SHORT EXERCISE A ▸ List the features of a unique lock that the unique lock tutorial names.
SHORT EXERCISE B ▸ Please reproduce the unique lock tutorial from "Unique lock is a class" up to and including "for conditional variables.".
SHORT EXERCISE C ▸ Resume the unique lock tutorial from the point where it stops.

ARTICLE ▸
C++ 11 feature: C++ Multithreading Tutorial: Unique Lock in C++ threading

In the previous chapter we saw lock_guard. In this chapter we shall learn unique lock.

Unique lock is a class that is available form C++ 11.

Unique lock is a wrapper over a mutex. It will own the mutex that is passed to unique lock.

A unique lock has below features:

1. A unique lock can have different locking strategies.
2. Time based locking are available [try_lock_for, try_lock_until].
3. Recursive locking is also available.
4. Transfer of lock ownership using move.
5. It has also support for conditional variables.

Below are some of the locking strategies available in unique lock.

1. defer_lock: It will not acquire ownership of mutex.

AVAILABLE DATA ▸
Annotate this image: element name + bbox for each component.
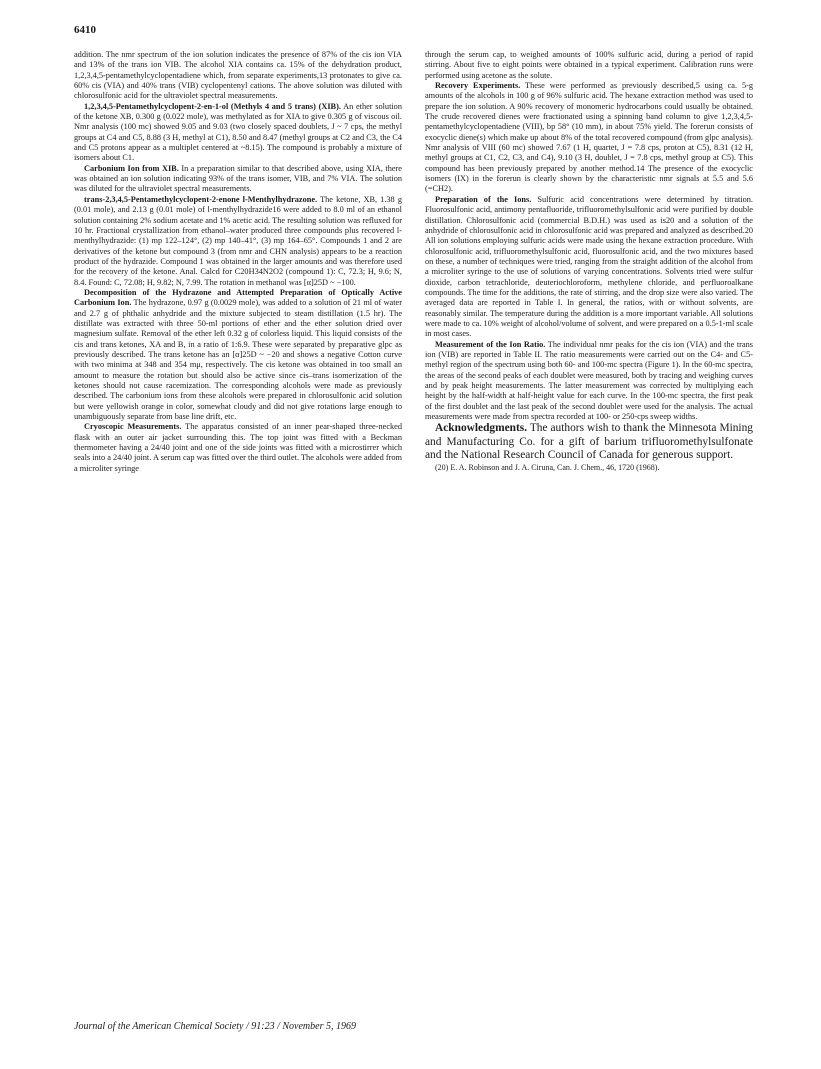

FINAL RESULT A ▸
1. A unique lock can have different locking strategies.
2. Time based locking is available (try_lock_for, try_lock_until).
3. Recursive locking is also available.
4. Transfer of lock ownership using move.
5. Support for conditional variables.

FINAL RESULT B ▸
Unique lock is a class that is available form C++ 11.

Unique lock is a wrapper over a mutex. It will own the mutex that is passed to unique lock.

A unique lock has below features:

1. A unique lock can have different locking strategies.
2. Time based locking are available [try_lock_for, try_lock_until].
3. Recursive locking is also available.
4. Transfer of lock ownership using move.
5. It has also support for conditional variables.

FINAL RESULT C ▸
2. try_to_lock: It will try acquire ownership of mutex without blocking.
3. adopt_lock: It will assume that the calling thread has already acquire ownership of mutex.

When you don’t specify the locking strategy, it will just lock the mutex.

One important point to remember about unique_lock is that, it will automatically unlock the mutex, when it goes out of scope.

Now lets understand unique_lock with help of examples:

Example 1: A simple unique_lock

#include <iostream>       // std::cout
#include <chrono>         // std::chrono::milliseconds
#include <thread>         // std::thread
#include <mutex>          // std::timed_mutex

// for more tutorials on C, C++, DS visit www.ProDeveloperTutorial.com

using namespace std;

std::mutex mtx;

int count_num = 0;


void increment_fun (int thread_num, int val) 
{
   
    unique_lock<mutex> lock(mtx); // locking mtx mutex 

    for (int i = 0; i < val; ++i)
    {
        cout<<"Thread "<<thread_num<<" count = "<<count_num++<<endl;
    }
    //mtx.unlock();// no need to call unlock
}

int main ()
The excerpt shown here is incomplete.